_EXERCISE OBJECTIVE_
Copy each line of the data below word for word, keeping the original order.

_SUPPLIED DATA_
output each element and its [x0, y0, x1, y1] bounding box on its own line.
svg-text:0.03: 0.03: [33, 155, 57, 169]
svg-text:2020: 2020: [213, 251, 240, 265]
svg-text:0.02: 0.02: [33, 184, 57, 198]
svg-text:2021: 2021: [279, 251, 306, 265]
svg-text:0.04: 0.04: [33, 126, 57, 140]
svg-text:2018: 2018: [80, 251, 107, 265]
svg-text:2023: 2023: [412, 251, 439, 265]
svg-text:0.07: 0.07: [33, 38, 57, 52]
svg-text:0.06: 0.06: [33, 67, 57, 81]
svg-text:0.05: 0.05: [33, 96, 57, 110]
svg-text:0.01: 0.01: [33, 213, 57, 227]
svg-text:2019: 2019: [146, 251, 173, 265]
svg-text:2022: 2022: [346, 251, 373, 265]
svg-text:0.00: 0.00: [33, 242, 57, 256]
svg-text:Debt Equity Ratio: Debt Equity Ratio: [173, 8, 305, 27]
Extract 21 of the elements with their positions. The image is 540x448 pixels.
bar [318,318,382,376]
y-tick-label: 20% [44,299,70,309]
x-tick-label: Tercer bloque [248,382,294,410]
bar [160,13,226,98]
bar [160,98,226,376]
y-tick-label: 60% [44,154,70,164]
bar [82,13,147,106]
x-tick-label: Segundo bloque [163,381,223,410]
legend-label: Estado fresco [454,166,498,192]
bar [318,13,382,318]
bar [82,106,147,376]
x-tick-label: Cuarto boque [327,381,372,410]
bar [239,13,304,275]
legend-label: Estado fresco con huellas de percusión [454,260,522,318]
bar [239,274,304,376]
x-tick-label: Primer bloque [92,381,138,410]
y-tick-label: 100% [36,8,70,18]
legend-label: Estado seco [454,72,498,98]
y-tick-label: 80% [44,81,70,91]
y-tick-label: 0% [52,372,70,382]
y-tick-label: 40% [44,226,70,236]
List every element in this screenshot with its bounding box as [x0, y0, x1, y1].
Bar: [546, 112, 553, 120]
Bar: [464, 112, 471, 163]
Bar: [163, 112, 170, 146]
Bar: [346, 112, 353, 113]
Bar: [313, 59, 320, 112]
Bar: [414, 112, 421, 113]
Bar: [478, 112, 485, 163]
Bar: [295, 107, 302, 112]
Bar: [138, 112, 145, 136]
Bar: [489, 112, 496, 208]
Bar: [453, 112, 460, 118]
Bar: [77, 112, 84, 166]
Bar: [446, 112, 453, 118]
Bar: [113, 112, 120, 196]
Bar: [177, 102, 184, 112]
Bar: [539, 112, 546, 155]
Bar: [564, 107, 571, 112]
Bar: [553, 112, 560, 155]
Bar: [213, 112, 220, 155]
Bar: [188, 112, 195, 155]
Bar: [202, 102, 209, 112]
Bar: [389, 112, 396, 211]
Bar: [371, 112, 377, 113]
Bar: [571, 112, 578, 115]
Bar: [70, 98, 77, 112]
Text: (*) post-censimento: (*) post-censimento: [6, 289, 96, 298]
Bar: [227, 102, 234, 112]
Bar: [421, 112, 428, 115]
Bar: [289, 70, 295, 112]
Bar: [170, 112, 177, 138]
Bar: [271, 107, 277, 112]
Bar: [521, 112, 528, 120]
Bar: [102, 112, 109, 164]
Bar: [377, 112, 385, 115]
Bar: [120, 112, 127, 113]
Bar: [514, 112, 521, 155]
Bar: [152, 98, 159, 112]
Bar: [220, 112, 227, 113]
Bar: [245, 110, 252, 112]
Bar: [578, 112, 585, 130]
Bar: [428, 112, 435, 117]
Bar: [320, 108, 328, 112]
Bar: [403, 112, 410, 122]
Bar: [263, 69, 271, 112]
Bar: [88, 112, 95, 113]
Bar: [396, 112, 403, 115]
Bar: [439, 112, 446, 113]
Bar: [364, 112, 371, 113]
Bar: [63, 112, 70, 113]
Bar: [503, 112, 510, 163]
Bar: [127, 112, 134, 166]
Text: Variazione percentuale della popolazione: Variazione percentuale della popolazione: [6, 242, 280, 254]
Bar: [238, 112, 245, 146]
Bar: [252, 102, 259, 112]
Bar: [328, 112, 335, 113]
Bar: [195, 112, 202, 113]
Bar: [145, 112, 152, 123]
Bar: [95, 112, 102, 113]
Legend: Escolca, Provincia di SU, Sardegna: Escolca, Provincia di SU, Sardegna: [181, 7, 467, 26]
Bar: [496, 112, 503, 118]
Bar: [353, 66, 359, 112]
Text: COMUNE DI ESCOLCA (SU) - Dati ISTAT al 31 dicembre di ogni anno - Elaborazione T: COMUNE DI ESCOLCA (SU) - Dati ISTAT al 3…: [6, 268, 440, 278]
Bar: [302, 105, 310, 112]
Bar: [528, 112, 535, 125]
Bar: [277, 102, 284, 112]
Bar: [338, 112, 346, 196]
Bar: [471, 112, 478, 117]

_SOLUTION TO THIS TASK_
output each element and its [x0, y0, x1, y1] bounding box on its own line.
svg-text:0.03: 0.03: [33, 155, 57, 169]
svg-text:2020: 2020: [213, 251, 240, 265]
svg-text:0.02: 0.02: [33, 184, 57, 198]
svg-text:2021: 2021: [279, 251, 306, 265]
svg-text:0.04: 0.04: [33, 126, 57, 140]
svg-text:2018: 2018: [80, 251, 107, 265]
svg-text:2023: 2023: [412, 251, 439, 265]
svg-text:0.07: 0.07: [33, 38, 57, 52]
svg-text:0.06: 0.06: [33, 67, 57, 81]
svg-text:0.05: 0.05: [33, 96, 57, 110]
svg-text:0.01: 0.01: [33, 213, 57, 227]
svg-text:2019: 2019: [146, 251, 173, 265]
svg-text:2022: 2022: [346, 251, 373, 265]
svg-text:0.00: 0.00: [33, 242, 57, 256]
svg-text:Debt Equity Ratio: Debt Equity Ratio: [173, 8, 305, 27]
Extract 21 of the elements with their positions. The image is 540x448 pixels.
bar [318,318,382,376]
y-tick-label: 20% [44,299,70,309]
x-tick-label: Tercer bloque [248,382,294,410]
bar [160,13,226,98]
bar [160,98,226,376]
y-tick-label: 60% [44,154,70,164]
bar [82,13,147,106]
x-tick-label: Segundo bloque [163,381,223,410]
legend-label: Estado fresco [454,166,498,192]
bar [318,13,382,318]
bar [82,106,147,376]
x-tick-label: Cuarto boque [327,381,372,410]
bar [239,13,304,275]
legend-label: Estado fresco con huellas de percusión [454,260,522,318]
bar [239,274,304,376]
x-tick-label: Primer bloque [92,381,138,410]
y-tick-label: 100% [36,8,70,18]
legend-label: Estado seco [454,72,498,98]
y-tick-label: 80% [44,81,70,91]
y-tick-label: 0% [52,372,70,382]
y-tick-label: 40% [44,226,70,236]
List every element in this screenshot with its bounding box as [x0, y0, x1, y1].
Bar: [546, 112, 553, 120]
Bar: [464, 112, 471, 163]
Bar: [163, 112, 170, 146]
Bar: [346, 112, 353, 113]
Bar: [313, 59, 320, 112]
Bar: [414, 112, 421, 113]
Bar: [478, 112, 485, 163]
Bar: [295, 107, 302, 112]
Bar: [138, 112, 145, 136]
Bar: [489, 112, 496, 208]
Bar: [453, 112, 460, 118]
Bar: [77, 112, 84, 166]
Bar: [446, 112, 453, 118]
Bar: [113, 112, 120, 196]
Bar: [177, 102, 184, 112]
Bar: [539, 112, 546, 155]
Bar: [564, 107, 571, 112]
Bar: [553, 112, 560, 155]
Bar: [213, 112, 220, 155]
Bar: [188, 112, 195, 155]
Bar: [202, 102, 209, 112]
Bar: [389, 112, 396, 211]
Bar: [371, 112, 377, 113]
Bar: [571, 112, 578, 115]
Bar: [70, 98, 77, 112]
Text: (*) post-censimento: (*) post-censimento: [6, 289, 96, 298]
Bar: [227, 102, 234, 112]
Bar: [421, 112, 428, 115]
Bar: [289, 70, 295, 112]
Bar: [170, 112, 177, 138]
Bar: [271, 107, 277, 112]
Bar: [521, 112, 528, 120]
Bar: [102, 112, 109, 164]
Bar: [377, 112, 385, 115]
Bar: [120, 112, 127, 113]
Bar: [514, 112, 521, 155]
Bar: [152, 98, 159, 112]
Bar: [220, 112, 227, 113]
Bar: [245, 110, 252, 112]
Bar: [578, 112, 585, 130]
Bar: [428, 112, 435, 117]
Bar: [320, 108, 328, 112]
Bar: [403, 112, 410, 122]
Bar: [263, 69, 271, 112]
Bar: [88, 112, 95, 113]
Bar: [396, 112, 403, 115]
Bar: [439, 112, 446, 113]
Bar: [364, 112, 371, 113]
Bar: [63, 112, 70, 113]
Bar: [503, 112, 510, 163]
Bar: [127, 112, 134, 166]
Text: Variazione percentuale della popolazione: Variazione percentuale della popolazione: [6, 242, 280, 254]
Bar: [238, 112, 245, 146]
Bar: [252, 102, 259, 112]
Bar: [328, 112, 335, 113]
Bar: [195, 112, 202, 113]
Bar: [145, 112, 152, 123]
Bar: [95, 112, 102, 113]
Legend: Escolca, Provincia di SU, Sardegna: Escolca, Provincia di SU, Sardegna: [181, 7, 467, 26]
Bar: [496, 112, 503, 118]
Bar: [353, 66, 359, 112]
Text: COMUNE DI ESCOLCA (SU) - Dati ISTAT al 31 dicembre di ogni anno - Elaborazione T: COMUNE DI ESCOLCA (SU) - Dati ISTAT al 3…: [6, 268, 440, 278]
Bar: [302, 105, 310, 112]
Bar: [528, 112, 535, 125]
Bar: [277, 102, 284, 112]
Bar: [338, 112, 346, 196]
Bar: [471, 112, 478, 117]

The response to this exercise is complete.